Rows from a dataset:
================

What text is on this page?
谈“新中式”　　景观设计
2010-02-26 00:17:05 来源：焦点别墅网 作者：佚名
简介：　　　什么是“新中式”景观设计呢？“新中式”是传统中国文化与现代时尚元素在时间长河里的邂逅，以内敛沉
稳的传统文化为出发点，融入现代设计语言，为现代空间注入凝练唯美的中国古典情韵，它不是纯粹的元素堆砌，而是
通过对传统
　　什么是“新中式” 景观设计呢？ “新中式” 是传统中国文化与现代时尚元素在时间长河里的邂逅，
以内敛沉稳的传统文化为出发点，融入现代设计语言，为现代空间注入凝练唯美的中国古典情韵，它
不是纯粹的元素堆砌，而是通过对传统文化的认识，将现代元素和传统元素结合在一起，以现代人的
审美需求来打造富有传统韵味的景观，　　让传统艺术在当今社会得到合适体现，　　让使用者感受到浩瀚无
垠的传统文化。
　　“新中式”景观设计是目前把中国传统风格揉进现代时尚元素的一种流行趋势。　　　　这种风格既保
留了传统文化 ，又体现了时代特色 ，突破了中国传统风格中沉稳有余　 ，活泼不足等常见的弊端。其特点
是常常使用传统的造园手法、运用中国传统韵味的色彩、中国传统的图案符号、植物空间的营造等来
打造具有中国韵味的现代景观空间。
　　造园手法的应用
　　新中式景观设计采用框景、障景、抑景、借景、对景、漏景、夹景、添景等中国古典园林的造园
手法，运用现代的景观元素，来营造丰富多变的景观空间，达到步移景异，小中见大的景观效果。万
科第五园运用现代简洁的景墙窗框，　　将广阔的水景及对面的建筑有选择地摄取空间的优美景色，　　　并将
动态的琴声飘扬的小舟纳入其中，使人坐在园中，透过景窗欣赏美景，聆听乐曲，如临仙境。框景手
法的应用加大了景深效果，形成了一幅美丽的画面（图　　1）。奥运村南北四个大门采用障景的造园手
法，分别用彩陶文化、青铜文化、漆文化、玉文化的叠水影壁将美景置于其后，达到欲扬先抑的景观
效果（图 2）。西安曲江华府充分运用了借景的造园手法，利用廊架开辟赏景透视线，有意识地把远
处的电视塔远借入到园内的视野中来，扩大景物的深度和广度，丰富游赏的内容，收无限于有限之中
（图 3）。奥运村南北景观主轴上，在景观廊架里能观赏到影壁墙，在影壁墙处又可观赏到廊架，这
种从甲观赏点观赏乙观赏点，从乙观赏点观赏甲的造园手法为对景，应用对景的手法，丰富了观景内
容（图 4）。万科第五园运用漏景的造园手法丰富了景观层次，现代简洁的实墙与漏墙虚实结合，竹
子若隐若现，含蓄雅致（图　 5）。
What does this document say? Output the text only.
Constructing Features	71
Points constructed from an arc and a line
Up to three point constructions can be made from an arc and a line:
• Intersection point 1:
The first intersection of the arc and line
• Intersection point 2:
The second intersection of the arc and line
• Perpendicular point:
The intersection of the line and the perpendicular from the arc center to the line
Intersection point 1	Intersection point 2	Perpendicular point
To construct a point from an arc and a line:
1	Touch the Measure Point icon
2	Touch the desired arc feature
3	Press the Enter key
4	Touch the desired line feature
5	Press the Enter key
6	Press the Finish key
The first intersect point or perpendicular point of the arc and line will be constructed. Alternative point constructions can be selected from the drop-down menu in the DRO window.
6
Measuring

================

■ WHAT IS REQUIRED: Repeat word for word every line from the one that holds "What does this" to the end. Both ends count.

■ RESPONSE TO THE TASK:
What does this document say? Output the text only.
Constructing Features	71
Points constructed from an arc and a line
Up to three point constructions can be made from an arc and a line:
• Intersection point 1:
The first intersection of the arc and line
• Intersection point 2:
The second intersection of the arc and line
• Perpendicular point:
The intersection of the line and the perpendicular from the arc center to the line
Intersection point 1	Intersection point 2	Perpendicular point
To construct a point from an arc and a line:
1	Touch the Measure Point icon
2	Touch the desired arc feature
3	Press the Enter key
4	Touch the desired line feature
5	Press the Enter key
6	Press the Finish key
The first intersect point or perpendicular point of the arc and line will be constructed. Alternative point constructions can be selected from the drop-down menu in the DRO window.
6
Measuring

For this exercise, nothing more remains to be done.